__Task instructions__
Print all entries word for word.

[Start Data to process]

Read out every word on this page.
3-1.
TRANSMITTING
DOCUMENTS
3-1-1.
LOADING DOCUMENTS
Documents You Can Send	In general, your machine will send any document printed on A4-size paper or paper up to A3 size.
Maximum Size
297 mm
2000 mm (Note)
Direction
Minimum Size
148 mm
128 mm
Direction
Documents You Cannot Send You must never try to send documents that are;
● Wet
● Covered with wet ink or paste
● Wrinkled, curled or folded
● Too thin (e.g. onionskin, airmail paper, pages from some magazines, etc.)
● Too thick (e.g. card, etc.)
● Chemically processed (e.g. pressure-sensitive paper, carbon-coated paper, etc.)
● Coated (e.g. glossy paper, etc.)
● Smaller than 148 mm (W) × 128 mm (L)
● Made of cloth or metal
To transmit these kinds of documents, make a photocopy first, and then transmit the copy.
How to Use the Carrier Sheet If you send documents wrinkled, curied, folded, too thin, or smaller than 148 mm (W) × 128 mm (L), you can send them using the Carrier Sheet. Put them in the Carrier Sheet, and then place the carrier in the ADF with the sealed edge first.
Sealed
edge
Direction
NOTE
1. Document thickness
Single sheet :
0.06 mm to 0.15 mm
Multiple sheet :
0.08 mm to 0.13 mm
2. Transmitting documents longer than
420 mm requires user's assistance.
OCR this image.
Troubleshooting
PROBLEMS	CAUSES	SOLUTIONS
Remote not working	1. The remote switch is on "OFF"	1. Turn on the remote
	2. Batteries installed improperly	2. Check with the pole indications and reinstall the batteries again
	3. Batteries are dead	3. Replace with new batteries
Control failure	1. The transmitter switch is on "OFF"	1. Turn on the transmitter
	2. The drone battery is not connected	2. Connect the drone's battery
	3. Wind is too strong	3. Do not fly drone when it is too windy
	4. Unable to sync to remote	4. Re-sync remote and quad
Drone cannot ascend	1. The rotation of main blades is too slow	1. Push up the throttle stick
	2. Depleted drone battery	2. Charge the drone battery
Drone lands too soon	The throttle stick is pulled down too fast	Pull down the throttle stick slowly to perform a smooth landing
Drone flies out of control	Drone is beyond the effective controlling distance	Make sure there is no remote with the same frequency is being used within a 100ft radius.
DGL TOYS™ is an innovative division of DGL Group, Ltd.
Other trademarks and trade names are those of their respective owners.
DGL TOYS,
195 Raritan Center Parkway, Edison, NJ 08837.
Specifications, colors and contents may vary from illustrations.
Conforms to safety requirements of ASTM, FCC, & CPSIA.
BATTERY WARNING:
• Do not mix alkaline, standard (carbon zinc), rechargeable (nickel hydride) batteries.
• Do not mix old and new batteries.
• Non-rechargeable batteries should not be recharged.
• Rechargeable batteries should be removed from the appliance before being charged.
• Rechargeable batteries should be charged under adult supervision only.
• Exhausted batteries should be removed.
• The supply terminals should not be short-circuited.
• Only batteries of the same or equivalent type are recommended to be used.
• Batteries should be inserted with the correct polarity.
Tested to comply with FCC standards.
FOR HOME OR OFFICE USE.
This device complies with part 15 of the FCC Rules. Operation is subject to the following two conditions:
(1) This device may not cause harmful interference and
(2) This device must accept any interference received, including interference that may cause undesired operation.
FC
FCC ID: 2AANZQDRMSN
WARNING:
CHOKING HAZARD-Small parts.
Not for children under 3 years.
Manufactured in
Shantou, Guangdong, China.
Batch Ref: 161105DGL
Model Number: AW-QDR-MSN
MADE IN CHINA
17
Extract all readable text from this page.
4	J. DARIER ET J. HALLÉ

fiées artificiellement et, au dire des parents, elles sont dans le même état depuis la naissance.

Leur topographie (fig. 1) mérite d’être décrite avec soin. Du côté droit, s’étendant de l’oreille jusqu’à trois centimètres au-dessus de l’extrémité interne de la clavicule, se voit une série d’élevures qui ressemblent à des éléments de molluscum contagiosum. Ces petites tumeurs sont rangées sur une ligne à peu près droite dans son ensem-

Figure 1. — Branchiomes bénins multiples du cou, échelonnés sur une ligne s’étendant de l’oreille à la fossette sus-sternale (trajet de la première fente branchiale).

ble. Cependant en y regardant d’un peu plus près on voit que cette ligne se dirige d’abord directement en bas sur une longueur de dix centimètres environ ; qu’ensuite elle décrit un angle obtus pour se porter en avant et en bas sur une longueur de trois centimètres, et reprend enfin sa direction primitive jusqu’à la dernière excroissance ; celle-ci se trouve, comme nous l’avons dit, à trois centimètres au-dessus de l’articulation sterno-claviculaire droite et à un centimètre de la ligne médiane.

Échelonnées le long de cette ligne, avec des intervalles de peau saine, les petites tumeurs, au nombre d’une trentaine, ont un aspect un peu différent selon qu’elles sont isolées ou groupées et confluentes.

[End Data to process]

__Exercise response__
Read out every word on this page.
3-1.
TRANSMITTING
DOCUMENTS
3-1-1.
LOADING DOCUMENTS
Documents You Can Send	In general, your machine will send any document printed on A4-size paper or paper up to A3 size.
Maximum Size
297 mm
2000 mm (Note)
Direction
Minimum Size
148 mm
128 mm
Direction
Documents You Cannot Send You must never try to send documents that are;
● Wet
● Covered with wet ink or paste
● Wrinkled, curled or folded
● Too thin (e.g. onionskin, airmail paper, pages from some magazines, etc.)
● Too thick (e.g. card, etc.)
● Chemically processed (e.g. pressure-sensitive paper, carbon-coated paper, etc.)
● Coated (e.g. glossy paper, etc.)
● Smaller than 148 mm (W) × 128 mm (L)
● Made of cloth or metal
To transmit these kinds of documents, make a photocopy first, and then transmit the copy.
How to Use the Carrier Sheet If you send documents wrinkled, curied, folded, too thin, or smaller than 148 mm (W) × 128 mm (L), you can send them using the Carrier Sheet. Put them in the Carrier Sheet, and then place the carrier in the ADF with the sealed edge first.
Sealed
edge
Direction
NOTE
1. Document thickness
Single sheet :
0.06 mm to 0.15 mm
Multiple sheet :
0.08 mm to 0.13 mm
2. Transmitting documents longer than
420 mm requires user's assistance.
OCR this image.
Troubleshooting
PROBLEMS	CAUSES	SOLUTIONS
Remote not working	1. The remote switch is on "OFF"	1. Turn on the remote
	2. Batteries installed improperly	2. Check with the pole indications and reinstall the batteries again
	3. Batteries are dead	3. Replace with new batteries
Control failure	1. The transmitter switch is on "OFF"	1. Turn on the transmitter
	2. The drone battery is not connected	2. Connect the drone's battery
	3. Wind is too strong	3. Do not fly drone when it is too windy
	4. Unable to sync to remote	4. Re-sync remote and quad
Drone cannot ascend	1. The rotation of main blades is too slow	1. Push up the throttle stick
	2. Depleted drone battery	2. Charge the drone battery
Drone lands too soon	The throttle stick is pulled down too fast	Pull down the throttle stick slowly to perform a smooth landing
Drone flies out of control	Drone is beyond the effective controlling distance	Make sure there is no remote with the same frequency is being used within a 100ft radius.
DGL TOYS™ is an innovative division of DGL Group, Ltd.
Other trademarks and trade names are those of their respective owners.
DGL TOYS,
195 Raritan Center Parkway, Edison, NJ 08837.
Specifications, colors and contents may vary from illustrations.
Conforms to safety requirements of ASTM, FCC, & CPSIA.
BATTERY WARNING:
• Do not mix alkaline, standard (carbon zinc), rechargeable (nickel hydride) batteries.
• Do not mix old and new batteries.
• Non-rechargeable batteries should not be recharged.
• Rechargeable batteries should be removed from the appliance before being charged.
• Rechargeable batteries should be charged under adult supervision only.
• Exhausted batteries should be removed.
• The supply terminals should not be short-circuited.
• Only batteries of the same or equivalent type are recommended to be used.
• Batteries should be inserted with the correct polarity.
Tested to comply with FCC standards.
FOR HOME OR OFFICE USE.
This device complies with part 15 of the FCC Rules. Operation is subject to the following two conditions:
(1) This device may not cause harmful interference and
(2) This device must accept any interference received, including interference that may cause undesired operation.
FC
FCC ID: 2AANZQDRMSN
WARNING:
CHOKING HAZARD-Small parts.
Not for children under 3 years.
Manufactured in
Shantou, Guangdong, China.
Batch Ref: 161105DGL
Model Number: AW-QDR-MSN
MADE IN CHINA
17
Extract all readable text from this page.
4	J. DARIER ET J. HALLÉ

fiées artificiellement et, au dire des parents, elles sont dans le même état depuis la naissance.

Leur topographie (fig. 1) mérite d’être décrite avec soin. Du côté droit, s’étendant de l’oreille jusqu’à trois centimètres au-dessus de l’extrémité interne de la clavicule, se voit une série d’élevures qui ressemblent à des éléments de molluscum contagiosum. Ces petites tumeurs sont rangées sur une ligne à peu près droite dans son ensem-

Figure 1. — Branchiomes bénins multiples du cou, échelonnés sur une ligne s’étendant de l’oreille à la fossette sus-sternale (trajet de la première fente branchiale).

ble. Cependant en y regardant d’un peu plus près on voit que cette ligne se dirige d’abord directement en bas sur une longueur de dix centimètres environ ; qu’ensuite elle décrit un angle obtus pour se porter en avant et en bas sur une longueur de trois centimètres, et reprend enfin sa direction primitive jusqu’à la dernière excroissance ; celle-ci se trouve, comme nous l’avons dit, à trois centimètres au-dessus de l’articulation sterno-claviculaire droite et à un centimètre de la ligne médiane.

Échelonnées le long de cette ligne, avec des intervalles de peau saine, les petites tumeurs, au nombre d’une trentaine, ont un aspect un peu différent selon qu’elles sont isolées ou groupées et confluentes.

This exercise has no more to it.